JOB: Go through the listing and copy every line word for word.
— START RECORDS SUPPLIED —
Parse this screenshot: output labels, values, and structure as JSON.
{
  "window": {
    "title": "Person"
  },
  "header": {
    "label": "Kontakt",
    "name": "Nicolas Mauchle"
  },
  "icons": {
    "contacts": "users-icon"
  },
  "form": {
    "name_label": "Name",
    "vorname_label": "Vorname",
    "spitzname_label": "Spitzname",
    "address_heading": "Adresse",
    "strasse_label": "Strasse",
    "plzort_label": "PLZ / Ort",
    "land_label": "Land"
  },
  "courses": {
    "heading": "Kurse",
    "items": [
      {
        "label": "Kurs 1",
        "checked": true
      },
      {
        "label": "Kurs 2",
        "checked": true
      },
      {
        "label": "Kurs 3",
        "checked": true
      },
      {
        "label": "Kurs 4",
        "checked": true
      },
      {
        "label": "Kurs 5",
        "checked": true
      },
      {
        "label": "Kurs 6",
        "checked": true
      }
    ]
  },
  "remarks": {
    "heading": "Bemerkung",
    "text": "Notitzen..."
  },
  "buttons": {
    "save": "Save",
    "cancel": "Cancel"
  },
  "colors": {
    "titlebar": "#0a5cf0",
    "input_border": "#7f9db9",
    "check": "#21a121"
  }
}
— END RECORDS SUPPLIED —
PROBLEM SOLUTION:
Parse this screenshot: output labels, values, and structure as JSON.
{
  "window": {
    "title": "Person"
  },
  "header": {
    "label": "Kontakt",
    "name": "Nicolas Mauchle"
  },
  "icons": {
    "contacts": "users-icon"
  },
  "form": {
    "name_label": "Name",
    "vorname_label": "Vorname",
    "spitzname_label": "Spitzname",
    "address_heading": "Adresse",
    "strasse_label": "Strasse",
    "plzort_label": "PLZ / Ort",
    "land_label": "Land"
  },
  "courses": {
    "heading": "Kurse",
    "items": [
      {
        "label": "Kurs 1",
        "checked": true
      },
      {
        "label": "Kurs 2",
        "checked": true
      },
      {
        "label": "Kurs 3",
        "checked": true
      },
      {
        "label": "Kurs 4",
        "checked": true
      },
      {
        "label": "Kurs 5",
        "checked": true
      },
      {
        "label": "Kurs 6",
        "checked": true
      }
    ]
  },
  "remarks": {
    "heading": "Bemerkung",
    "text": "Notitzen..."
  },
  "buttons": {
    "save": "Save",
    "cancel": "Cancel"
  },
  "colors": {
    "titlebar": "#0a5cf0",
    "input_border": "#7f9db9",
    "check": "#21a121"
  }
}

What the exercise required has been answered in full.